■ **WHAT IS ASKED**
Gather all lines in the records below that include the word "floor".

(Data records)
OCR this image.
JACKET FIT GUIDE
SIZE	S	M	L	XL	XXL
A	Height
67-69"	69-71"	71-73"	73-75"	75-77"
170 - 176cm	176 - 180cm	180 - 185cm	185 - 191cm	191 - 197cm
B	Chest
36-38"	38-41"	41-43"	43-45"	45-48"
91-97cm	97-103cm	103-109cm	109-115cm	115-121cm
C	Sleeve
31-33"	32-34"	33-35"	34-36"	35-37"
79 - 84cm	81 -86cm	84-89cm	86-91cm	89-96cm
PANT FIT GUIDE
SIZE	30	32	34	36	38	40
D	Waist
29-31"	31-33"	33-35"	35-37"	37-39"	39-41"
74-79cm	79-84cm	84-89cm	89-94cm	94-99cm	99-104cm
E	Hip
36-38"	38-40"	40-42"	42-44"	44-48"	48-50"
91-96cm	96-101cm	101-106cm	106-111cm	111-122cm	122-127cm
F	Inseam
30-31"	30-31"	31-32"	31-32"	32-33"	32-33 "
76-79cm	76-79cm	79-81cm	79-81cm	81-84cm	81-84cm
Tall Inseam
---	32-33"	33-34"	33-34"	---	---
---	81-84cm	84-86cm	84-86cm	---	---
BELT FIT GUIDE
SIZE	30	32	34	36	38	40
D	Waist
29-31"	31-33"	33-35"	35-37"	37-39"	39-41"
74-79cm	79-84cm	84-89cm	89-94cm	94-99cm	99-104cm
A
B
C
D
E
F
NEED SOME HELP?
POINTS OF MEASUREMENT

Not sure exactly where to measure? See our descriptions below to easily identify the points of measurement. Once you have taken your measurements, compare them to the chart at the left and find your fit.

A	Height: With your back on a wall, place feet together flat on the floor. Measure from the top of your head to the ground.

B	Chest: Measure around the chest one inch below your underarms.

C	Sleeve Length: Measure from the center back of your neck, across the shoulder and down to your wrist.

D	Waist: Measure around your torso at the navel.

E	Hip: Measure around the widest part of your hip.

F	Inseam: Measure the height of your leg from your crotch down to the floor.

■ **SOLUTION BELOW**
A	Height: With your back on a wall, place feet together flat on the floor. Measure from the top of your head to the ground.
F	Inseam: Measure the height of your leg from your crotch down to the floor.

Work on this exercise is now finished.